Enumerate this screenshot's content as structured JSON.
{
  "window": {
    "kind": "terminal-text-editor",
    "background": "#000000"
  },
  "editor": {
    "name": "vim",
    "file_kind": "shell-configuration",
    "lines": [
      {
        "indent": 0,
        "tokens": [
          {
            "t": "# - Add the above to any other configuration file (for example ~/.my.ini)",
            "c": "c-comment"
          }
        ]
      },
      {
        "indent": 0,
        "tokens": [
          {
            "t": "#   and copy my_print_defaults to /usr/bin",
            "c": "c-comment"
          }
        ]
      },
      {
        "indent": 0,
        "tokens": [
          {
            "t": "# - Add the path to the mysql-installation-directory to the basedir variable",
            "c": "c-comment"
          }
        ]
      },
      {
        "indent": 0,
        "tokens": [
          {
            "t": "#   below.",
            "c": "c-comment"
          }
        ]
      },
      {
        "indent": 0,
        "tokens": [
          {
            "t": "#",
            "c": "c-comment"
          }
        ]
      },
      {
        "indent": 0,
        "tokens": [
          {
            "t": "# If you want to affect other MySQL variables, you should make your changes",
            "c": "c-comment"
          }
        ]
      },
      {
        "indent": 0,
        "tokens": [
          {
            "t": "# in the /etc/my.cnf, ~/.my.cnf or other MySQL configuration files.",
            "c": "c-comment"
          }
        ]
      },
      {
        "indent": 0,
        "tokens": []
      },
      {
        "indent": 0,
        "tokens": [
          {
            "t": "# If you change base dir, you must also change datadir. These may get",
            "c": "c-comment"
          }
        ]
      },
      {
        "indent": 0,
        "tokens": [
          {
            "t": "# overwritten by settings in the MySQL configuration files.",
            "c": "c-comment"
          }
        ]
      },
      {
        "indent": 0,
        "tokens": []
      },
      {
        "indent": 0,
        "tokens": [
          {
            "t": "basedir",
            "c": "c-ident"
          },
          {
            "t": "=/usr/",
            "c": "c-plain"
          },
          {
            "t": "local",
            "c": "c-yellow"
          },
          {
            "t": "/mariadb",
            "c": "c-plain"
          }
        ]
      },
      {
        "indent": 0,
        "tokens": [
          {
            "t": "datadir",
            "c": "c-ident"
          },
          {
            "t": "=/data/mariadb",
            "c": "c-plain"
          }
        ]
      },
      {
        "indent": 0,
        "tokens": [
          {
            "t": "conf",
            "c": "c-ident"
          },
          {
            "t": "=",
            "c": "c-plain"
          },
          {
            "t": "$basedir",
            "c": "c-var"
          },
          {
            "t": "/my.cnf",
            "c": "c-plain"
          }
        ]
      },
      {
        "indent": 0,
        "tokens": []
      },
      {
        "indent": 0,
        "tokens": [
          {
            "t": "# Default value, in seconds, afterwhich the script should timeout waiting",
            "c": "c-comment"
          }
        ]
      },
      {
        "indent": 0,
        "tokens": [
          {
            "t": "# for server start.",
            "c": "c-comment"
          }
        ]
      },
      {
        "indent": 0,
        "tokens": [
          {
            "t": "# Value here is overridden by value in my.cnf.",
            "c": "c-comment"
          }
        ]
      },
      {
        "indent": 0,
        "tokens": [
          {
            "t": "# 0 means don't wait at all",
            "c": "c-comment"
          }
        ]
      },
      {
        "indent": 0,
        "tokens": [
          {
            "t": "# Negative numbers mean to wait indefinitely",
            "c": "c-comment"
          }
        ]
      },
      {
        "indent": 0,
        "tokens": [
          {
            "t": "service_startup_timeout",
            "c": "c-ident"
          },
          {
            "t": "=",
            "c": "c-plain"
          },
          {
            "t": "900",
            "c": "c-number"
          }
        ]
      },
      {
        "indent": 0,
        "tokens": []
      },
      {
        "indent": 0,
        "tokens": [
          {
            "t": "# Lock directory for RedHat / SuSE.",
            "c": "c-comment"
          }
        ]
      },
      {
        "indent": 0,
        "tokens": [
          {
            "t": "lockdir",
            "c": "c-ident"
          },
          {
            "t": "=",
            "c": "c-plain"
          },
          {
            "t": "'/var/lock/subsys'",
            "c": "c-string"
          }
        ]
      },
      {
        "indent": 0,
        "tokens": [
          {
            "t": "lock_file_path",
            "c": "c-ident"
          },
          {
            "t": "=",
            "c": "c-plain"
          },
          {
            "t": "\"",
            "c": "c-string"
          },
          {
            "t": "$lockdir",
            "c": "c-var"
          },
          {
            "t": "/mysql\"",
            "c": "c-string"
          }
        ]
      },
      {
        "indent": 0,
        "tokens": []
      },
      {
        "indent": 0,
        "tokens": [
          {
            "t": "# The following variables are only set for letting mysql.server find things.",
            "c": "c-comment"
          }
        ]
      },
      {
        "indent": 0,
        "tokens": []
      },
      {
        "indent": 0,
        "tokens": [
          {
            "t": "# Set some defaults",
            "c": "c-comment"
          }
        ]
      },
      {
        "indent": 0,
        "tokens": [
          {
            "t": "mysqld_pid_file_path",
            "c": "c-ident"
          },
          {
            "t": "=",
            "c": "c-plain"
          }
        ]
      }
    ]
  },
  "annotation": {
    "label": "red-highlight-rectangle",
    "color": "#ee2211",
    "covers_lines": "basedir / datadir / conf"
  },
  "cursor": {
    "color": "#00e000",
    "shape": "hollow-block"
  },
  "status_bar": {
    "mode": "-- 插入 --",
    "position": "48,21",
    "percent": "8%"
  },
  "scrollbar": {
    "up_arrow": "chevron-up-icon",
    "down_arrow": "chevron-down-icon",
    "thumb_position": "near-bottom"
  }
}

- [Aim] Tally the lines above that contain the word "configuration", and reply with only the number.

- [Completed task] 4